Aufgaben>
1: Schreiben Sie aus der Gerichtsentscheidung den Abschnitt von „European Case Law“ bis „selbst zu tragen.“ wortgetreu ab.
2: Setzen Sie die Gerichtsentscheidung zum Sturz auf dem vereisten Bahnsteig im Anschluss an ihren letzten Satz fort.

Dokument>
+===+

OGH 2Ob39/20d

OGH2Ob39/20d29.6.2020

Der Oberste Gerichtshof hat als Rekursgericht durch den Senatspräsidenten Dr. Veith als Vorsitzenden und den Hofrat Dr. Musger, die Hofrätin Dr. Solé sowie die Hofräte Dr. Nowotny und Mag. Pertmayr als weitere Richter in der Rechtssache der klagenden Partei J***** B*****, vertreten durch Dr. Walter Funovics, Rechtsanwalt in Eisenstadt, gegen die beklagte Partei K***** GesmbH, *****, vertreten durch Hajek & Boss & Wagner Rechtsanwälte OG in Eisenstadt, wegen 5.350 EUR sA, über den Rekurs der beklagten Partei gegen den Beschluss des Landesgerichts Eisenstadt (teilweise) als Berufungsgericht vom 23. Jänner 2020, GZ 13 R 219/19g‑24, womit (ua) der Antrag der beklagten Partei gemäß § 508 Abs 1 ZPO und die ordentliche Revision zurückgewiesen wurde, in nichtöffentlicher Sitzung den

Beschluss

gefasst:

European Case Law Identifier: ECLI:AT:OGH0002:2020:0020OB00039.20D.0629.000

 

Spruch:

Dem Rekurs wird nicht Folge gegeben.

Die beklagte Partei hat die Kosten ihres erfolglosen Rechtsmittels selbst zu tragen.

 

Begründung:

Der Kläger begehrte Schadenersatz und brachte vor, er sei beim Aussteigen aus einem Zugwaggon wegen eines dünnen Eisfilms am Bahnsteig gestürzt und habe sich dabei verletzt. Die beklagte Partei hafte für die Unfallfolgen, weil das Eisenbahnunternehmen ihr die vertragliche Verpflichtung, die Bahnsteige zu reinigen und zu säubern, rechtsgeschäftlich übertragen habe.

+===+

Datenauszug>

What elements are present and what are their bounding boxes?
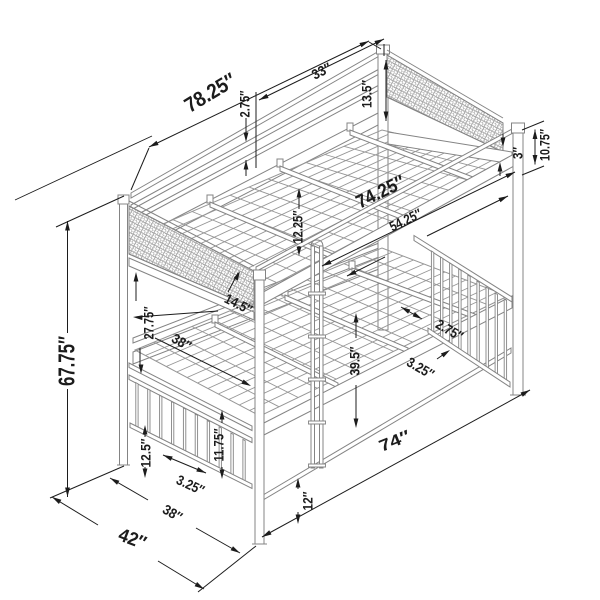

+===+

Antworten>
1:
European Case Law Identifier: ECLI:AT:OGH0002:2020:0020OB00039.20D.0629.000

 

Spruch:

Dem Rekurs wird nicht Folge gegeben.

Die beklagte Partei hat die Kosten ihres erfolglosen Rechtsmittels selbst zu tragen.

2:
Das Erstgericht stellte eine Entscheidung zunächst über den Grund des Anspruchs in Aussicht und wies in der Folge das Klagebegehren ab.

Das Landesgericht Eisenstadt als Berufungsgericht gab mit der Form nach als Urteil abgefasster Entscheidung der Berufung des Klägers Folge, hob das angefochtene Urteil auf und trug dem Erstgericht die neuerliche Entscheidung nach Verfahrensergänzung auf. Einen Ausspruch über die Zulässigkeit einer Revision oder eines Rekurses enthielt die Entscheidung nicht. Begründend führte das Berufungsgericht aus, dass die beklagte Partei entgegen der Ansicht des Erstgerichts hafte, jedoch keine Feststellungen zur Schadenshöhe getroffen worden seien. Der Berufung sei daher im Sinne des Aufhebungsantrags Folge zu geben.

Die beklagte Partei stellte daraufhin einen Antrag nach § 508 Abs 1 ZPO verbunden mit einer ordentlichen Revision.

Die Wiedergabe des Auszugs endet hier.